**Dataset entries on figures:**
━━━━━━━━━━━━━━━━━━━━━━━━━━━━━━
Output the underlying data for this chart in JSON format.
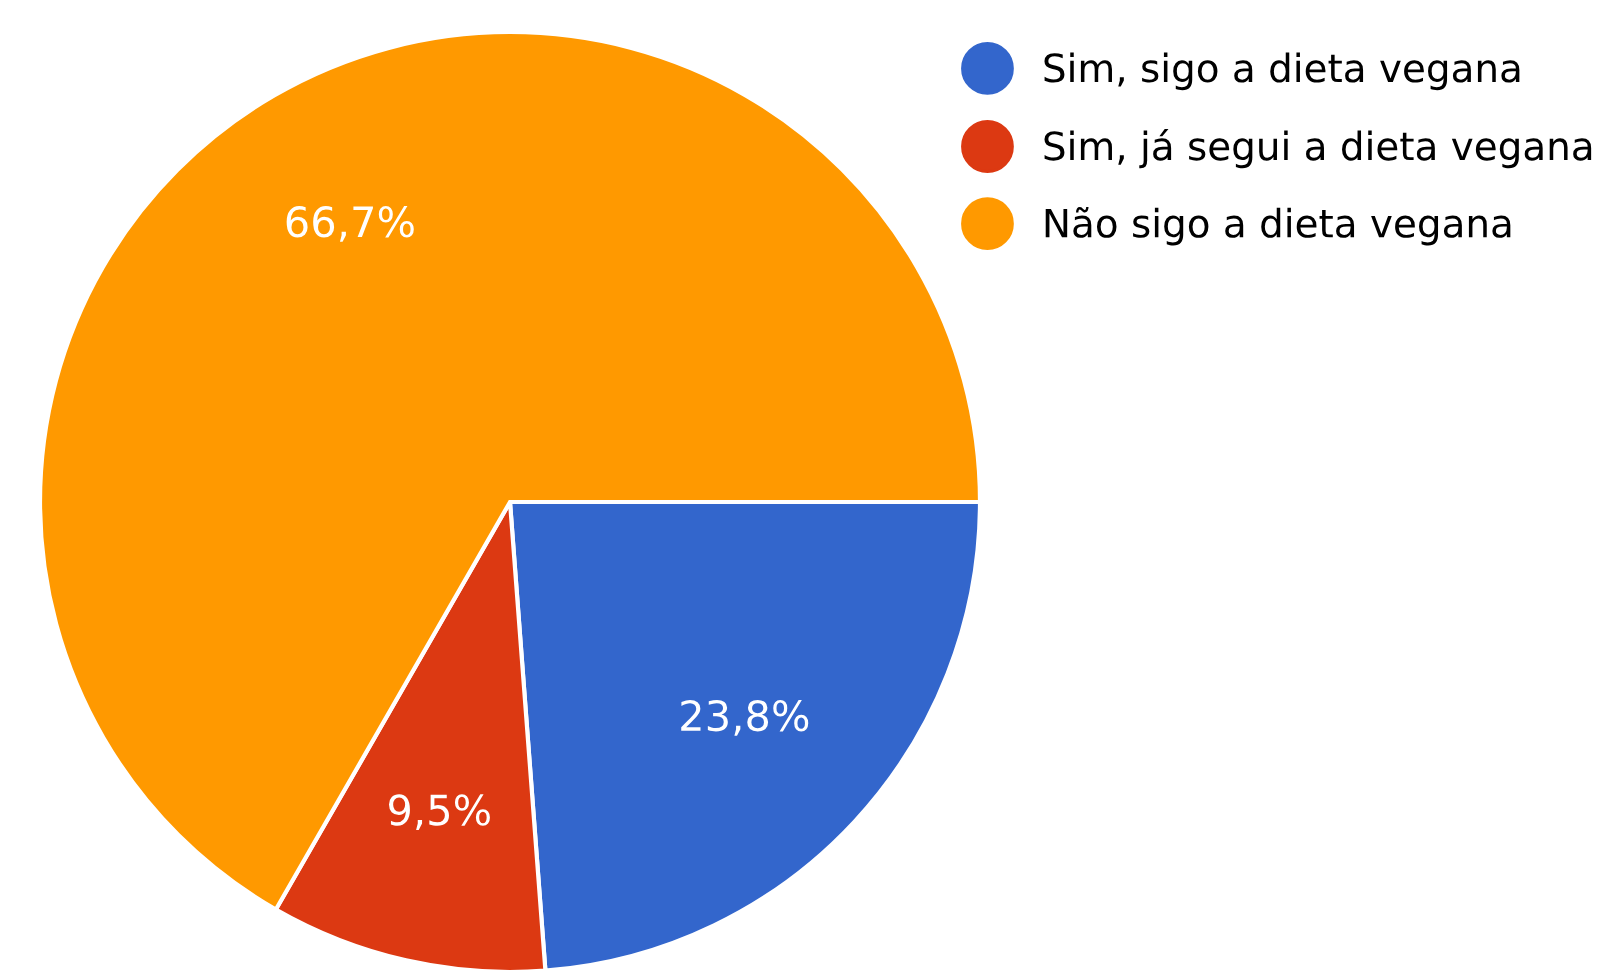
{
  "chart_data": {
    "type": "pie",
    "categories": [
      "Sim, sigo a dieta vegana",
      "Sim, já segui a dieta vegana",
      "Não sigo a dieta vegana"
    ],
    "values": [
      23.8,
      9.5,
      66.7
    ],
    "colors": [
      "#3366cc",
      "#dc3912",
      "#ff9900"
    ],
    "value_labels": [
      "23,8%",
      "9,5%",
      "66,7%"
    ],
    "legend": "top right"
  }
}
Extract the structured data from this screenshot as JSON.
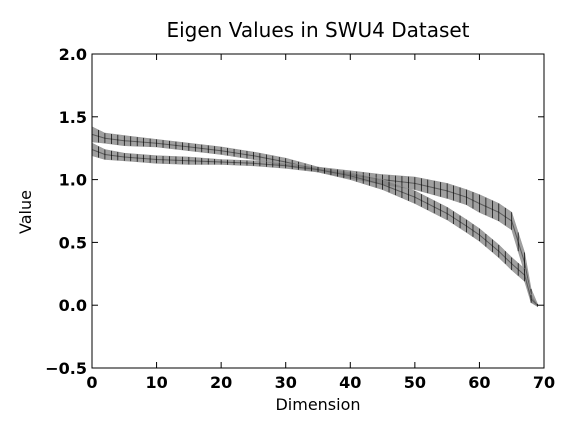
{
  "chart_data": {
    "type": "line",
    "title": "Eigen Values in SWU4 Dataset",
    "xlabel": "Dimension",
    "ylabel": "Value",
    "xlim": [
      0,
      70
    ],
    "ylim": [
      -0.5,
      2.0
    ],
    "x_ticks": [
      "0",
      "10",
      "20",
      "30",
      "40",
      "50",
      "60",
      "70"
    ],
    "y_ticks": [
      "2.0",
      "1.5",
      "1.0",
      "0.5",
      "0.0",
      "−0.5"
    ],
    "grid": false,
    "legend": "none",
    "series_color": "#808080",
    "errorbar_color": "#000000",
    "series": [
      {
        "x": [
          0,
          2,
          5,
          10,
          15,
          20,
          25,
          30,
          35,
          40,
          45,
          50,
          55,
          58,
          60,
          63,
          65,
          67,
          68,
          69
        ],
        "values": [
          1.36,
          1.33,
          1.31,
          1.29,
          1.26,
          1.23,
          1.19,
          1.14,
          1.08,
          1.04,
          1.0,
          0.97,
          0.91,
          0.86,
          0.81,
          0.74,
          0.67,
          0.34,
          0.08,
          0.0
        ],
        "err": [
          0.06,
          0.04,
          0.04,
          0.03,
          0.03,
          0.03,
          0.03,
          0.03,
          0.02,
          0.03,
          0.04,
          0.05,
          0.06,
          0.06,
          0.07,
          0.07,
          0.07,
          0.08,
          0.05,
          0.01
        ]
      },
      {
        "x": [
          0,
          2,
          5,
          10,
          15,
          20,
          25,
          30,
          35,
          40,
          45,
          50,
          55,
          58,
          60,
          63,
          65,
          67,
          68,
          69
        ],
        "values": [
          1.24,
          1.2,
          1.18,
          1.16,
          1.15,
          1.14,
          1.13,
          1.11,
          1.08,
          1.03,
          0.96,
          0.86,
          0.73,
          0.63,
          0.56,
          0.43,
          0.33,
          0.24,
          0.05,
          0.0
        ],
        "err": [
          0.05,
          0.04,
          0.03,
          0.03,
          0.03,
          0.02,
          0.02,
          0.02,
          0.02,
          0.03,
          0.04,
          0.05,
          0.05,
          0.05,
          0.05,
          0.05,
          0.05,
          0.05,
          0.03,
          0.01
        ]
      }
    ]
  }
}
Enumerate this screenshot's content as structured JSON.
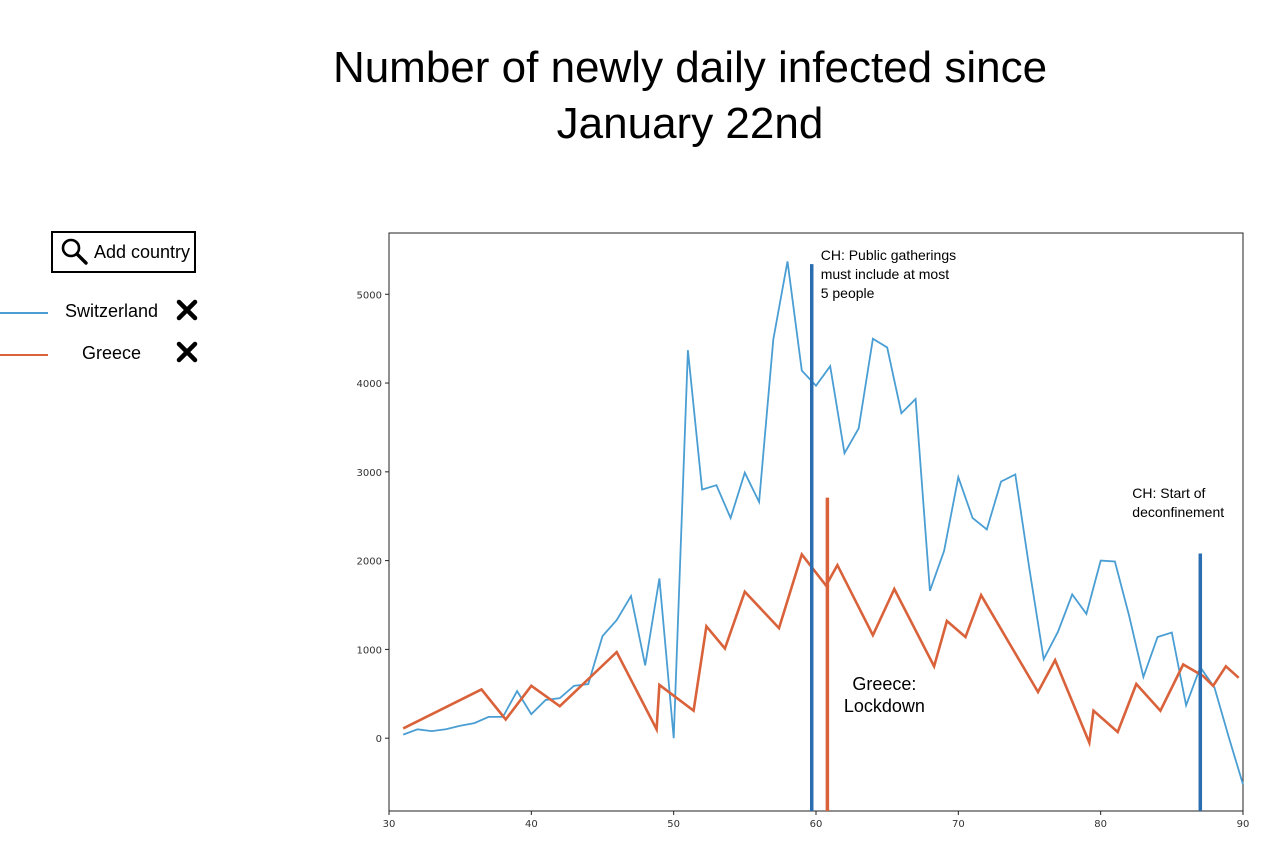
{
  "title_lines": [
    "Number of newly daily infected since",
    "January 22nd"
  ],
  "search": {
    "label": "Add country",
    "icon": "search-icon"
  },
  "legend": [
    {
      "name": "Switzerland",
      "color": "#4a9ed3",
      "remove_icon": "close-icon"
    },
    {
      "name": "Greece",
      "color": "#d9623b",
      "remove_icon": "close-icon"
    }
  ],
  "chart_data": {
    "type": "line",
    "title": "Number of newly daily infected since January 22nd",
    "xlabel": "",
    "ylabel": "",
    "xlim": [
      30,
      90
    ],
    "ylim": [
      -820,
      5690
    ],
    "xticks": [
      30,
      40,
      50,
      60,
      70,
      80,
      90
    ],
    "yticks": [
      0,
      1000,
      2000,
      3000,
      4000,
      5000
    ],
    "grid": false,
    "legend_placement": "left",
    "series": [
      {
        "name": "Switzerland",
        "color": "#4a9ed3",
        "x": [
          31,
          32,
          33,
          34,
          35,
          36,
          37,
          38,
          39,
          40,
          41,
          42,
          43,
          44,
          45,
          46,
          47,
          48,
          49,
          50,
          51,
          52,
          53,
          54,
          55,
          56,
          57,
          58,
          59,
          60,
          61,
          62,
          63,
          64,
          65,
          66,
          67,
          68,
          69,
          70,
          71,
          72,
          73,
          74,
          75,
          76,
          77,
          78,
          79,
          80,
          81,
          82,
          83,
          84,
          85,
          86,
          87,
          88,
          89,
          90
        ],
        "y": [
          40,
          100,
          80,
          100,
          140,
          170,
          240,
          240,
          530,
          270,
          430,
          450,
          590,
          610,
          1150,
          1330,
          1600,
          820,
          1800,
          0,
          4370,
          2800,
          2850,
          2480,
          2990,
          2660,
          4490,
          5370,
          4140,
          3970,
          4190,
          3210,
          3490,
          4500,
          4400,
          3660,
          3820,
          1660,
          2110,
          2940,
          2480,
          2350,
          2890,
          2970,
          1900,
          890,
          1200,
          1620,
          1400,
          2000,
          1990,
          1380,
          690,
          1140,
          1190,
          370,
          800,
          570,
          10,
          -520
        ]
      },
      {
        "name": "Greece",
        "color": "#d9623b",
        "x": [
          31,
          36.5,
          38.2,
          40,
          42,
          46,
          48.8,
          49,
          51.4,
          52.3,
          53.6,
          55,
          57.4,
          59,
          60.7,
          61.5,
          64,
          65.5,
          68.3,
          69.2,
          70.5,
          71.6,
          75.6,
          76.8,
          79.2,
          79.5,
          81.2,
          82.5,
          84.2,
          85.8,
          87.2,
          87.9,
          88.8,
          89.7
        ],
        "y": [
          110,
          550,
          210,
          590,
          360,
          970,
          100,
          600,
          310,
          1260,
          1010,
          1650,
          1240,
          2070,
          1720,
          1950,
          1160,
          1680,
          810,
          1320,
          1140,
          1610,
          520,
          880,
          -50,
          310,
          70,
          610,
          310,
          830,
          700,
          590,
          810,
          680
        ]
      }
    ],
    "vertical_markers": [
      {
        "x": 59.7,
        "y_top": 5340,
        "color": "#2a6db0",
        "label_lines": [
          "CH: Public gatherings",
          "must include at most",
          "5 people"
        ]
      },
      {
        "x": 60.8,
        "y_top": 2710,
        "color": "#d9623b",
        "label_lines": [
          "Greece:",
          "Lockdown"
        ]
      },
      {
        "x": 87,
        "y_top": 2080,
        "color": "#2a6db0",
        "label_lines": [
          "CH: Start of",
          "deconfinement"
        ]
      }
    ]
  }
}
━━━━━━━━━━━━━━━━━━━━━━━━━━━━━━
**Written task:** Gather every line containing the word "Switzerland" and copy it.

**Task result:**
      "name": "Switzerland",
        "name": "Switzerland",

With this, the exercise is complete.